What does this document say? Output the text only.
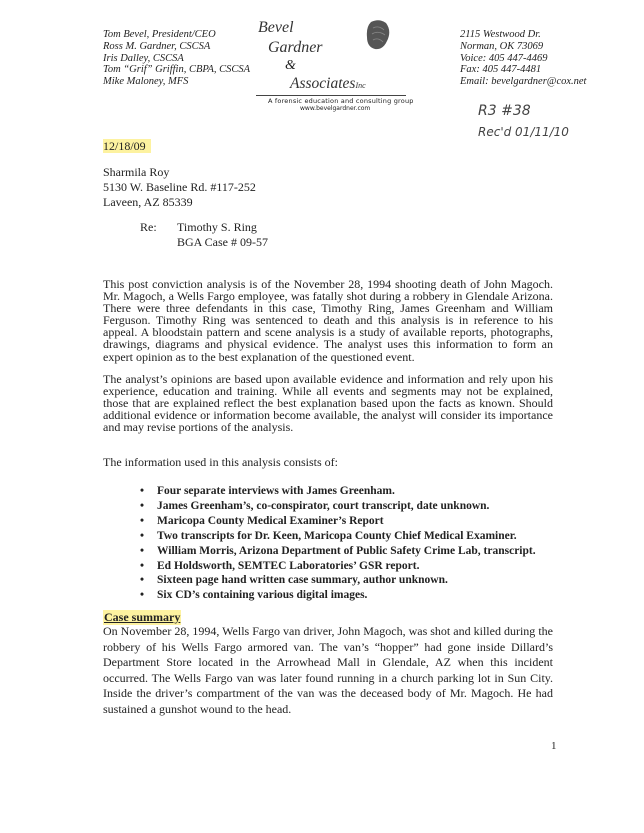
Tom Bevel, President/CEO
Ross M. Gardner, CSCSA
Iris Dalley, CSCSA
Tom “Grif” Griffin, CBPA, CSCSA
Mike Maloney, MFS
Bevel
Gardner
&
AssociatesInc
A forensic education and consulting group
www.bevelgardner.com
2115 Westwood Dr.
Norman, OK 73069
Voice: 405 447-4469
Fax: 405 447-4481
Email: bevelgardner@cox.net
R3 #38
Rec'd 01/11/10
12/18/09
Sharmila Roy
5130 W. Baseline Rd. #117-252
Laveen, AZ 85339
Re: Timothy S. Ring
BGA Case # 09-57
This post conviction analysis is of the November 28, 1994 shooting death of John Magoch. Mr. Magoch, a Wells Fargo employee, was fatally shot during a robbery in Glendale Arizona. There were three defendants in this case, Timothy Ring, James Greenham and William Ferguson. Timothy Ring was sentenced to death and this analysis is in reference to his appeal. A bloodstain pattern and scene analysis is a study of available reports, photographs, drawings, diagrams and physical evidence. The analyst uses this information to form an expert opinion as to the best explanation of the questioned event.
The analyst’s opinions are based upon available evidence and information and rely upon his experience, education and training. While all events and segments may not be explained, those that are explained reflect the best explanation based upon the facts as known. Should additional evidence or information become available, the analyst will consider its importance and may revise portions of the analysis.
The information used in this analysis consists of:
• Four separate interviews with James Greenham.
• James Greenham’s, co-conspirator, court transcript, date unknown.
• Maricopa County Medical Examiner’s Report
• Two transcripts for Dr. Keen, Maricopa County Chief Medical Examiner.
• William Morris, Arizona Department of Public Safety Crime Lab, transcript.
• Ed Holdsworth, SEMTEC Laboratories’ GSR report.
• Sixteen page hand written case summary, author unknown.
• Six CD’s containing various digital images.
Case summary
On November 28, 1994, Wells Fargo van driver, John Magoch, was shot and killed during the robbery of his Wells Fargo armored van. The van’s “hopper” had gone inside Dillard’s Department Store located in the Arrowhead Mall in Glendale, AZ when this incident occurred. The Wells Fargo van was later found running in a church parking lot in Sun City. Inside the driver’s compartment of the van was the deceased body of Mr. Magoch. He had sustained a gunshot wound to the head.
1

####

== To be done ==
Read the entries and select each line where the word "Wells" is found.

== Problem solution ==
This post conviction analysis is of the November 28, 1994 shooting death of John Magoch. Mr. Magoch, a Wells Fargo employee, was fatally shot during a robbery in Glendale Arizona. There were three defendants in this case, Timothy Ring, James Greenham and William Ferguson. Timothy Ring was sentenced to death and this analysis is in reference to his appeal. A bloodstain pattern and scene analysis is a study of available reports, photographs, drawings, diagrams and physical evidence. The analyst uses this information to form an expert opinion as to the best explanation of the questioned event.
On November 28, 1994, Wells Fargo van driver, John Magoch, was shot and killed during the robbery of his Wells Fargo armored van. The van’s “hopper” had gone inside Dillard’s Department Store located in the Arrowhead Mall in Glendale, AZ when this incident occurred. The Wells Fargo van was later found running in a church parking lot in Sun City. Inside the driver’s compartment of the van was the deceased body of Mr. Magoch. He had sustained a gunshot wound to the head.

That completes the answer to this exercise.